Exact reproduction of the data is required, with images excluded.
☆ ☆ ☆ ☆
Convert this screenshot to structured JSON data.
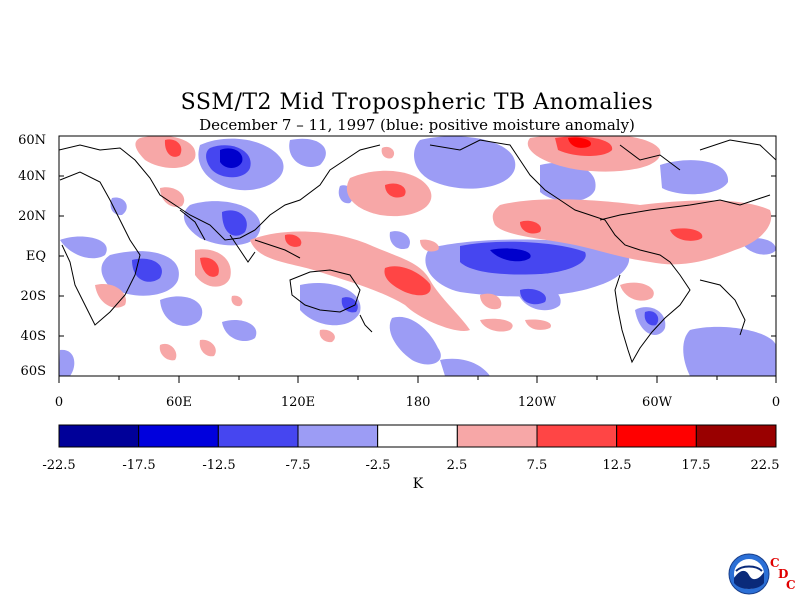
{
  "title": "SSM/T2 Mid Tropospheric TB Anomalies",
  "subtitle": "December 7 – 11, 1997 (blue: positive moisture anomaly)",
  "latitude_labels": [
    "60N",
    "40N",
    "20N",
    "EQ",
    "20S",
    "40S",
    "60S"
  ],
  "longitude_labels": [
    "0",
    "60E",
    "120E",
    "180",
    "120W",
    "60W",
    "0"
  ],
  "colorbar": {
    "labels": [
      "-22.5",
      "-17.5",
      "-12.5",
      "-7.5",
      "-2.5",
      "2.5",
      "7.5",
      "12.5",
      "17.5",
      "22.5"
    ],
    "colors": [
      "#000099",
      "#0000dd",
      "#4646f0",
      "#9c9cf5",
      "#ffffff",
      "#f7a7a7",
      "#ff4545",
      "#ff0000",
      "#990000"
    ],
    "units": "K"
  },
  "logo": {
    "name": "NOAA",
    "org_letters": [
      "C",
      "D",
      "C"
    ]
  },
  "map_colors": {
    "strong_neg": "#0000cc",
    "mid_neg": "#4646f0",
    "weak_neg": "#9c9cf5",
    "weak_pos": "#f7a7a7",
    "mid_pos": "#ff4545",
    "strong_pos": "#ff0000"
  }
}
☆ ☆ ☆ ☆
Final answer ->
Convert this screenshot to structured JSON data.
{
  "title": "SSM/T2 Mid Tropospheric TB Anomalies",
  "subtitle": "December 7 – 11, 1997 (blue: positive moisture anomaly)",
  "latitude_labels": [
    "60N",
    "40N",
    "20N",
    "EQ",
    "20S",
    "40S",
    "60S"
  ],
  "longitude_labels": [
    "0",
    "60E",
    "120E",
    "180",
    "120W",
    "60W",
    "0"
  ],
  "colorbar": {
    "labels": [
      "-22.5",
      "-17.5",
      "-12.5",
      "-7.5",
      "-2.5",
      "2.5",
      "7.5",
      "12.5",
      "17.5",
      "22.5"
    ],
    "colors": [
      "#000099",
      "#0000dd",
      "#4646f0",
      "#9c9cf5",
      "#ffffff",
      "#f7a7a7",
      "#ff4545",
      "#ff0000",
      "#990000"
    ],
    "units": "K"
  },
  "logo": {
    "name": "NOAA",
    "org_letters": [
      "C",
      "D",
      "C"
    ]
  },
  "map_colors": {
    "strong_neg": "#0000cc",
    "mid_neg": "#4646f0",
    "weak_neg": "#9c9cf5",
    "weak_pos": "#f7a7a7",
    "mid_pos": "#ff4545",
    "strong_pos": "#ff0000"
  }
}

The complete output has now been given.